◆ Given passage ◆
########

Monday, 25 April 2011

The Great Friend and the Lazypants

Today I had the misfortune of working with a lazypants, actually, not only just any lazypants, that lazypants is a sticky as glue lazypants that sticks on me much to often to take advantage of the situation. However, all that misery caused by working with this lazypants is diminished by my Great Friend, who is working with me and the lazypants on the same task; building the model of a building as part of a geography project. I was do the first twelve floors of the building and my Great Friend was doing the next twelve floors, we both done it. The lazypants, however, was doing the foundation of the twenty four floor building, and the foundation he did SUCKS, it wouldn't even support twelve floors! Such a weak effort by such a weak person. So the foundations had to be re-done, and the lazypants left my Great Friend and me to finish the entire building, he just left (without cleaning up the mess he made).
In summary: the lazypants barely did crap, and the crap he did do was crappy. As for the building, my Great Friend and I completed it perfectly without the no-help from the lazypants.

People, you are all more fortunate than me to never have a lazypants follow you around sharing your genius they have no part in.    

Okay lazypants, if you're reading this, I hope you take reform into consideration.

Thursday, 14 April 2011

What goes on in there and what goes on out here.

What goes on in there?
What goes on out here?
What have you found in there,
That you don't see out here?
What you see out here,
Is only a portion of the wonders...
That goes on in there.

We think, we write,
But we think more than we write.
We think, we read,
But we think more than we read.
The writing which come out here,
From our pencil, pen, keyboard,
Is only the topsoil,
Of the infinite deposit of gold,
That lies in there.

Classic...

########

◆ Dataset excerpts ◆

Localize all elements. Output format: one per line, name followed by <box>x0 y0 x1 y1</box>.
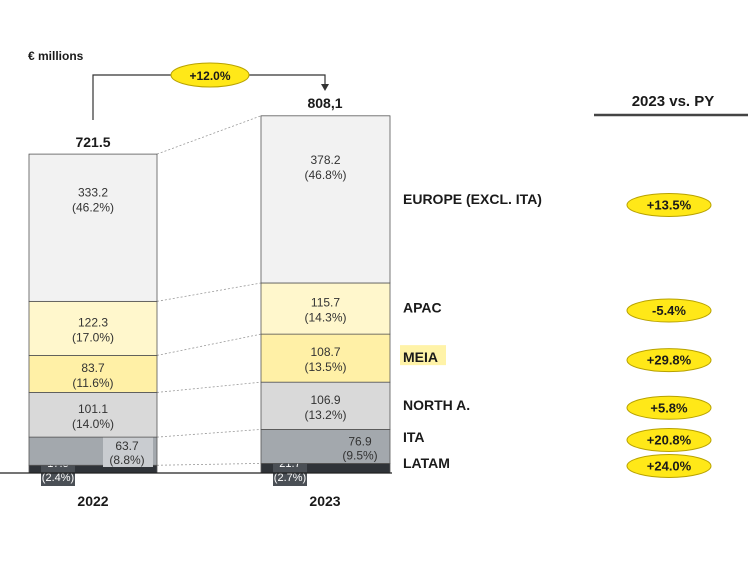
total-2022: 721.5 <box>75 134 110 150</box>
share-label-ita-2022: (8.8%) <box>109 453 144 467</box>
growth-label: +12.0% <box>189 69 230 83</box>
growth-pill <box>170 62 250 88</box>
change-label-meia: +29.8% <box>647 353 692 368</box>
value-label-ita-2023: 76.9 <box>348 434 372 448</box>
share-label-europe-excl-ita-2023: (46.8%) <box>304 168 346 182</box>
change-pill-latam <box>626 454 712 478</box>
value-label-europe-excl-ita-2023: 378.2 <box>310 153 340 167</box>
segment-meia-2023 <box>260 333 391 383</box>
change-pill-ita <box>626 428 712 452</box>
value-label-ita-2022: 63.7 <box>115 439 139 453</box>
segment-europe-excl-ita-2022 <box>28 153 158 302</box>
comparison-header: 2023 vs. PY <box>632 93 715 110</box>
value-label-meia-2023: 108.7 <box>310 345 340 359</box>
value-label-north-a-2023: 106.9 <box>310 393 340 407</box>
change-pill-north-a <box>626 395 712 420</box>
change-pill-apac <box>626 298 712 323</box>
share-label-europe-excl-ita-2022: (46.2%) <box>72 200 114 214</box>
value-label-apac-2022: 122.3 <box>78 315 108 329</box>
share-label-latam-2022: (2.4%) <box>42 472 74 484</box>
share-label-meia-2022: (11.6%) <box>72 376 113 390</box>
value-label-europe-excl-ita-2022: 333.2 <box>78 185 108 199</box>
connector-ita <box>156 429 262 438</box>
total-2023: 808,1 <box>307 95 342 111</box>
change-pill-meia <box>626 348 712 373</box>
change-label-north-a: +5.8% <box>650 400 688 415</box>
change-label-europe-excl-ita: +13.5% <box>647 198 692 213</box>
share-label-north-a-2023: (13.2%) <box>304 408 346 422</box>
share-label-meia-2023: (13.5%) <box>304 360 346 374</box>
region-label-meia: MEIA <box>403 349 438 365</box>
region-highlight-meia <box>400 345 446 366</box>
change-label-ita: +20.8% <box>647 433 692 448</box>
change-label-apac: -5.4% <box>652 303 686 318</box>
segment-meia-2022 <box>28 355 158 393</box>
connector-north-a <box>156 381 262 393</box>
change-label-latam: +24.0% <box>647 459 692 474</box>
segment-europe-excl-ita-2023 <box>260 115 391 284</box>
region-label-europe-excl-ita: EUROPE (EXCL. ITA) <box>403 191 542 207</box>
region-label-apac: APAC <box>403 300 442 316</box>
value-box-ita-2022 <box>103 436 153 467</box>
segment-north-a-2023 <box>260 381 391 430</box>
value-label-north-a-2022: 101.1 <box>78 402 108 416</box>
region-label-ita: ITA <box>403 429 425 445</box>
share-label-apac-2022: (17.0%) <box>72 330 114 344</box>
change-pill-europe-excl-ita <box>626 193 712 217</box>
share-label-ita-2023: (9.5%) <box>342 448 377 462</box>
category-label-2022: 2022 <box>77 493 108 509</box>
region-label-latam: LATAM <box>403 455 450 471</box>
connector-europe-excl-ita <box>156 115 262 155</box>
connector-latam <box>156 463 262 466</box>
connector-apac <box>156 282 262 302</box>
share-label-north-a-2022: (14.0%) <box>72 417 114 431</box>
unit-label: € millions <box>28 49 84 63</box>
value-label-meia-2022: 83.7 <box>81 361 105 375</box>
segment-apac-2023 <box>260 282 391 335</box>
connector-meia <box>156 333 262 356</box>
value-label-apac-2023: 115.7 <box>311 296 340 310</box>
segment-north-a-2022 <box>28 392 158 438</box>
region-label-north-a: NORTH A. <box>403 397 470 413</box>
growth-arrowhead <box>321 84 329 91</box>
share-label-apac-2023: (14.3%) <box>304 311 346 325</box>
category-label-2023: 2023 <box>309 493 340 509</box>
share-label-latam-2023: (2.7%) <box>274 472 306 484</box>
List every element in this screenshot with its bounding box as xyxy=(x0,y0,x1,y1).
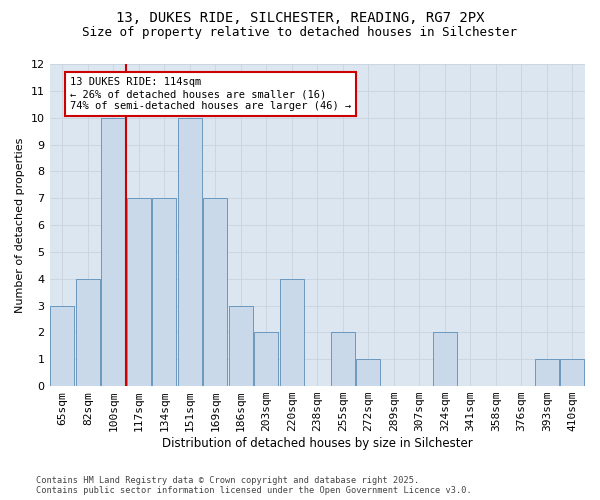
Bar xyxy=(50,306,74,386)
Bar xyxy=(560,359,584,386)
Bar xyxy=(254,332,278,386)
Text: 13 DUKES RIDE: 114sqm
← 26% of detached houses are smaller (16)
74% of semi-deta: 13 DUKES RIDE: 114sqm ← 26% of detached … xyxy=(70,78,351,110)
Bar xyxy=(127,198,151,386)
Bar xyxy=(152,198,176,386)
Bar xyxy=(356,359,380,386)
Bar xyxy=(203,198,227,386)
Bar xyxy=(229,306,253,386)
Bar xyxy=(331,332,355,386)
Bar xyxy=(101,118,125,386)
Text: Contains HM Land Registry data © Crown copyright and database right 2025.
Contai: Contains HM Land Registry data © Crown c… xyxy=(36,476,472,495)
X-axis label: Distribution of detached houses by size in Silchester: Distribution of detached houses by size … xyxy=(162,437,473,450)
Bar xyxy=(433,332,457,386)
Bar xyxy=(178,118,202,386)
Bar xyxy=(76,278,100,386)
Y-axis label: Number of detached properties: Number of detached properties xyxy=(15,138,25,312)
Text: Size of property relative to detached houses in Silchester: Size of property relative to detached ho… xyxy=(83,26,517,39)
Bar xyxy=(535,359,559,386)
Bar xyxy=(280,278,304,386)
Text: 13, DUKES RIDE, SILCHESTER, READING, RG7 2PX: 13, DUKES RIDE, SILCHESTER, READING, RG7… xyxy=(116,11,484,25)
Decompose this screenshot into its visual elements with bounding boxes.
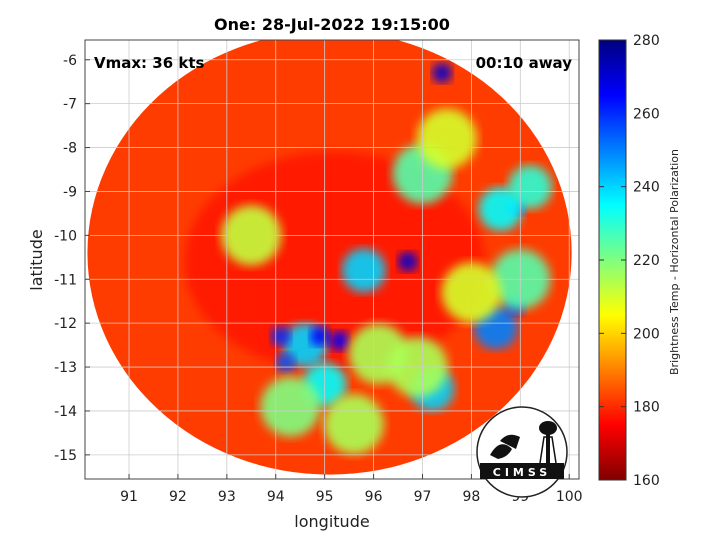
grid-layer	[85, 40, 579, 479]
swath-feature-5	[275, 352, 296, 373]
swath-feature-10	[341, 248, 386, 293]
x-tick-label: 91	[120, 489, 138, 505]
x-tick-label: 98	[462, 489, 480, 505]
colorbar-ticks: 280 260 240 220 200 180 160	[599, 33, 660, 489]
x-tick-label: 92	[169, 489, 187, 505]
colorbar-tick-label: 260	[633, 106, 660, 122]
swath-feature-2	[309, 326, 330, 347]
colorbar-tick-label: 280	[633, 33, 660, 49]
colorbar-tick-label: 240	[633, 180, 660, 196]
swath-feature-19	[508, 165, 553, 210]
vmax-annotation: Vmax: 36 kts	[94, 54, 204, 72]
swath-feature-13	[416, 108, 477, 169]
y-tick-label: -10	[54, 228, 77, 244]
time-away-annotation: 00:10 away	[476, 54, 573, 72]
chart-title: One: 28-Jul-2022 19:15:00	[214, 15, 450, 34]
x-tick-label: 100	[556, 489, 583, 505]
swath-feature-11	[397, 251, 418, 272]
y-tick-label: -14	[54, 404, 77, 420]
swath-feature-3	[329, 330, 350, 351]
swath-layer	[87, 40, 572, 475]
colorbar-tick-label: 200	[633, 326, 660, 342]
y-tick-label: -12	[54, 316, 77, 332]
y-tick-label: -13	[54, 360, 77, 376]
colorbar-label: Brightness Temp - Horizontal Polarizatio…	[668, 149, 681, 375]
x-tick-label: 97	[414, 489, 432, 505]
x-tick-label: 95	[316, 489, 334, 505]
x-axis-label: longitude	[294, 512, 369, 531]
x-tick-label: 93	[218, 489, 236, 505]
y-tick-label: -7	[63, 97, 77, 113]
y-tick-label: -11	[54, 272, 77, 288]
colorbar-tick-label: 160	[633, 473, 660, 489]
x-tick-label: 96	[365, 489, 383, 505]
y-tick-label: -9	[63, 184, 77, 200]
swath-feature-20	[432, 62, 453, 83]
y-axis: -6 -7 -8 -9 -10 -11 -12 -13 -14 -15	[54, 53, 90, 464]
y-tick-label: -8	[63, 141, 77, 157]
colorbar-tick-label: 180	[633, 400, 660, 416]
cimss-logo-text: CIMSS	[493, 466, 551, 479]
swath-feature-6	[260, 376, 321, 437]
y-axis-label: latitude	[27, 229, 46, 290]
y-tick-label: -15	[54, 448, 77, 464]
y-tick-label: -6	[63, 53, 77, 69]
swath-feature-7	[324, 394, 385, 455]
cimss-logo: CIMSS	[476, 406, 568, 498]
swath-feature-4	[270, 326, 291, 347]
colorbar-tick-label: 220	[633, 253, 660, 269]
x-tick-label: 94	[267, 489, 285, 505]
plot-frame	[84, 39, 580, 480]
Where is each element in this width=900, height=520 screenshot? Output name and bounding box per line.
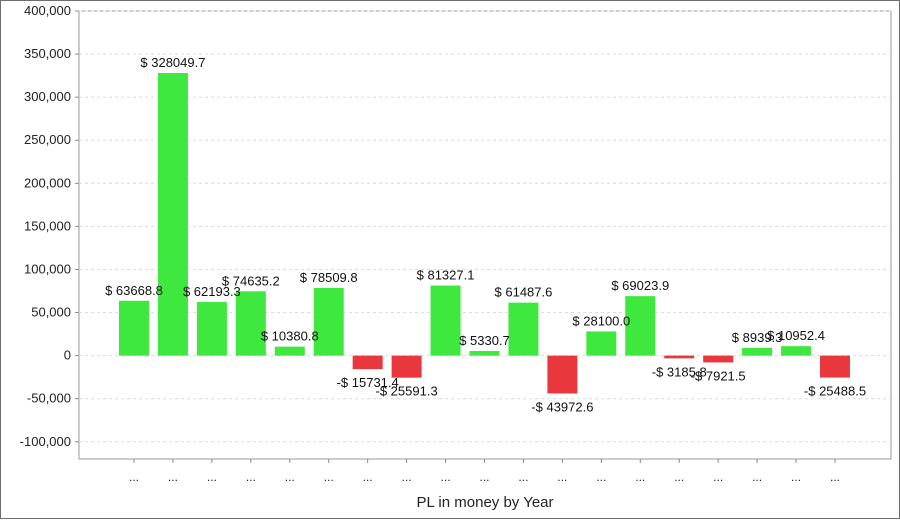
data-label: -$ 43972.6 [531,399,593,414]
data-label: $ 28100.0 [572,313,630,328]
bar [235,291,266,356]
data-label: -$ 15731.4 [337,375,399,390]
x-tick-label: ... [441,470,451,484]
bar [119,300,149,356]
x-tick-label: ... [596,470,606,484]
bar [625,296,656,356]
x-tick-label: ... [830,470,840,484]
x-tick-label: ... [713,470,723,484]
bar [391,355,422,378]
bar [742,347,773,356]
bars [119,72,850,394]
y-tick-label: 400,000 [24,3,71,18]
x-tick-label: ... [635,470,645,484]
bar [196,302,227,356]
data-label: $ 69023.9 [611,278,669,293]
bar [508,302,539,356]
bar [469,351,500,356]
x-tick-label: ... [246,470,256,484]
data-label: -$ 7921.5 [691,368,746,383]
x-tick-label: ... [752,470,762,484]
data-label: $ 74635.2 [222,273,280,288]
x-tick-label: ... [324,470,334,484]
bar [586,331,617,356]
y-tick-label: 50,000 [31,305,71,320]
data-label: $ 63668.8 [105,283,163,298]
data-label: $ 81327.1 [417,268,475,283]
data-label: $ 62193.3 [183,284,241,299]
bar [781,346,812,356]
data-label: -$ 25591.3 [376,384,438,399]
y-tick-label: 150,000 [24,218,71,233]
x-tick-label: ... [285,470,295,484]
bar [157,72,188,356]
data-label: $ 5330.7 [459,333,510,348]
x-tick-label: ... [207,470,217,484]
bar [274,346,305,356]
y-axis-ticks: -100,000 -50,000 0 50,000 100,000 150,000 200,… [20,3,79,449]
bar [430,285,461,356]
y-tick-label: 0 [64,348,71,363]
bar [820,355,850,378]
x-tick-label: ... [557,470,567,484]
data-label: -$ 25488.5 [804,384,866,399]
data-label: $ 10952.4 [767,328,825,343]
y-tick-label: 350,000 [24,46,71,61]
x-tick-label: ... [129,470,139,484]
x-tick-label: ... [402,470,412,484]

########

◆ Exercises ◆
1) Reproduce the passage from the blog entries, starting with "Thursday, 14 April" and going on through "on in there.".
2) According to the blog entries, how many floors did the model building have in total?
3) Translate this sentence from the blog entries into Spanish: "Such a weak effort by such a weak person."

◆ Answers provided ◆
1)
Thursday, 14 April 2011

What goes on in there and what goes on out here.

What goes on in there?
What goes on out here?
What have you found in there,
That you don't see out here?
What you see out here,
Is only a portion of the wonders...
That goes on in there.

2) Twenty-four floors.

3) Un esfuerzo tan débil de una persona tan débil.